◆ DATA EXCERPTS:

>>>>

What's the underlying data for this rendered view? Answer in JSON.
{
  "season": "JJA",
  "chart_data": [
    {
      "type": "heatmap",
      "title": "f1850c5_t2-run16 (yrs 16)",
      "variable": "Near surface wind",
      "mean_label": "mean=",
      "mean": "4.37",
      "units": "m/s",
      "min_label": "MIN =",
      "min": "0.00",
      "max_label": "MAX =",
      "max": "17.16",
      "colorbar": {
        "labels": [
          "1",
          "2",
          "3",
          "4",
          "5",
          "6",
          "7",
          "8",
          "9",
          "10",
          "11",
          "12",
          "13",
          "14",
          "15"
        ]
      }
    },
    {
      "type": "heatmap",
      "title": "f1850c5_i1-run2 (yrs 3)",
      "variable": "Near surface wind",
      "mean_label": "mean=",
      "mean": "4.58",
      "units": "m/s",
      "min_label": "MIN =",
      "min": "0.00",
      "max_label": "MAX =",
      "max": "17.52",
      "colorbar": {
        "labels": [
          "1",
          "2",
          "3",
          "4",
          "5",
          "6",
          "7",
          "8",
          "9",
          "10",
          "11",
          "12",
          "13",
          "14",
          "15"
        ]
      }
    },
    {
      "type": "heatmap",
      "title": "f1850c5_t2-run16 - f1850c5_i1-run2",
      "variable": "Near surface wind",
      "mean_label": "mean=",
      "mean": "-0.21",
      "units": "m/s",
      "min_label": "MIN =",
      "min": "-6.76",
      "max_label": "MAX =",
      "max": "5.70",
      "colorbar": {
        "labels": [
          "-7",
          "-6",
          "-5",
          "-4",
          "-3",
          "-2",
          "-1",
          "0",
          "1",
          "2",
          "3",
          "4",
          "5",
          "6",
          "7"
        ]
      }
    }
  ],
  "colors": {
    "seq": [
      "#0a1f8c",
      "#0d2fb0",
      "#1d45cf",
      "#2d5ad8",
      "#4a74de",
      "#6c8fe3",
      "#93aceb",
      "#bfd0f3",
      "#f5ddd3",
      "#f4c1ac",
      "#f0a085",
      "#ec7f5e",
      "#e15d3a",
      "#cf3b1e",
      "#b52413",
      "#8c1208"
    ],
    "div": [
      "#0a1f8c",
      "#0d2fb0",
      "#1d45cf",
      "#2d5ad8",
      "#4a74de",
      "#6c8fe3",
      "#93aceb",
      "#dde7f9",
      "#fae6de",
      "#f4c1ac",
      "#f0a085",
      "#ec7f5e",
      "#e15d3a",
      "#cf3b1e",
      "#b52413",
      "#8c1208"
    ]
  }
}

<<<<

◆ SET TASK: Reproduce the entire listing word for word.

◆ TASK OUTPUT:
What's the underlying data for this rendered view? Answer in JSON.
{
  "season": "JJA",
  "chart_data": [
    {
      "type": "heatmap",
      "title": "f1850c5_t2-run16 (yrs 16)",
      "variable": "Near surface wind",
      "mean_label": "mean=",
      "mean": "4.37",
      "units": "m/s",
      "min_label": "MIN =",
      "min": "0.00",
      "max_label": "MAX =",
      "max": "17.16",
      "colorbar": {
        "labels": [
          "1",
          "2",
          "3",
          "4",
          "5",
          "6",
          "7",
          "8",
          "9",
          "10",
          "11",
          "12",
          "13",
          "14",
          "15"
        ]
      }
    },
    {
      "type": "heatmap",
      "title": "f1850c5_i1-run2 (yrs 3)",
      "variable": "Near surface wind",
      "mean_label": "mean=",
      "mean": "4.58",
      "units": "m/s",
      "min_label": "MIN =",
      "min": "0.00",
      "max_label": "MAX =",
      "max": "17.52",
      "colorbar": {
        "labels": [
          "1",
          "2",
          "3",
          "4",
          "5",
          "6",
          "7",
          "8",
          "9",
          "10",
          "11",
          "12",
          "13",
          "14",
          "15"
        ]
      }
    },
    {
      "type": "heatmap",
      "title": "f1850c5_t2-run16 - f1850c5_i1-run2",
      "variable": "Near surface wind",
      "mean_label": "mean=",
      "mean": "-0.21",
      "units": "m/s",
      "min_label": "MIN =",
      "min": "-6.76",
      "max_label": "MAX =",
      "max": "5.70",
      "colorbar": {
        "labels": [
          "-7",
          "-6",
          "-5",
          "-4",
          "-3",
          "-2",
          "-1",
          "0",
          "1",
          "2",
          "3",
          "4",
          "5",
          "6",
          "7"
        ]
      }
    }
  ],
  "colors": {
    "seq": [
      "#0a1f8c",
      "#0d2fb0",
      "#1d45cf",
      "#2d5ad8",
      "#4a74de",
      "#6c8fe3",
      "#93aceb",
      "#bfd0f3",
      "#f5ddd3",
      "#f4c1ac",
      "#f0a085",
      "#ec7f5e",
      "#e15d3a",
      "#cf3b1e",
      "#b52413",
      "#8c1208"
    ],
    "div": [
      "#0a1f8c",
      "#0d2fb0",
      "#1d45cf",
      "#2d5ad8",
      "#4a74de",
      "#6c8fe3",
      "#93aceb",
      "#dde7f9",
      "#fae6de",
      "#f4c1ac",
      "#f0a085",
      "#ec7f5e",
      "#e15d3a",
      "#cf3b1e",
      "#b52413",
      "#8c1208"
    ]
  }
}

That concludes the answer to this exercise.